Your goal: Tally the lines holding the word "Participación" and state the count by itself.

Extracts from a graphics dataset:
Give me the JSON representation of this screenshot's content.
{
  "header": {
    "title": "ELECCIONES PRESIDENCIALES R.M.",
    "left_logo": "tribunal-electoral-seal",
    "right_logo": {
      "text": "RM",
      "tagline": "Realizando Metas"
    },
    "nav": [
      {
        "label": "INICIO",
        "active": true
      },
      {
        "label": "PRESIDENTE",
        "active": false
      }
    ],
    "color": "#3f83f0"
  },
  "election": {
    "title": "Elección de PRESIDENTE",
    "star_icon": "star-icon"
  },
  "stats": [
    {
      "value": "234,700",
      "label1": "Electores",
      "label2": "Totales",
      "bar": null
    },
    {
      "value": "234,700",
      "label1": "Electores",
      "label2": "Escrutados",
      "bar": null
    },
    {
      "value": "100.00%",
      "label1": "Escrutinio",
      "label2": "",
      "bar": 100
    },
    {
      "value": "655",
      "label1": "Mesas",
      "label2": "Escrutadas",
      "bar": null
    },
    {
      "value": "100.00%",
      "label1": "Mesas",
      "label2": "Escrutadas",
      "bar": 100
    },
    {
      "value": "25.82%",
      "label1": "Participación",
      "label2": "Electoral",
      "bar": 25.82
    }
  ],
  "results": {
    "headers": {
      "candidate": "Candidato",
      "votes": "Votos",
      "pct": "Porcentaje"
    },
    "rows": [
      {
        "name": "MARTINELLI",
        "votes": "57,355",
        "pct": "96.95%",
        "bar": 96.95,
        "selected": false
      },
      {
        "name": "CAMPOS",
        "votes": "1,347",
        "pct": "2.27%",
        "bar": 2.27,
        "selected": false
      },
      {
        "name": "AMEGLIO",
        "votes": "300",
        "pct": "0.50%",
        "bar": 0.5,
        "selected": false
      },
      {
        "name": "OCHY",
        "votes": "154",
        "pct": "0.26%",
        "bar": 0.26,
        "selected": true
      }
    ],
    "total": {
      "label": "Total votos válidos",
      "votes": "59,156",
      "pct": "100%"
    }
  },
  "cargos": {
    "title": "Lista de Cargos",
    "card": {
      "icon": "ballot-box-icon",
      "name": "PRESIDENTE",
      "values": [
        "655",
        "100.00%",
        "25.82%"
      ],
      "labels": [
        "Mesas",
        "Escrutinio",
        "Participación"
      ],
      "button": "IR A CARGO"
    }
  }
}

Output for this task: 2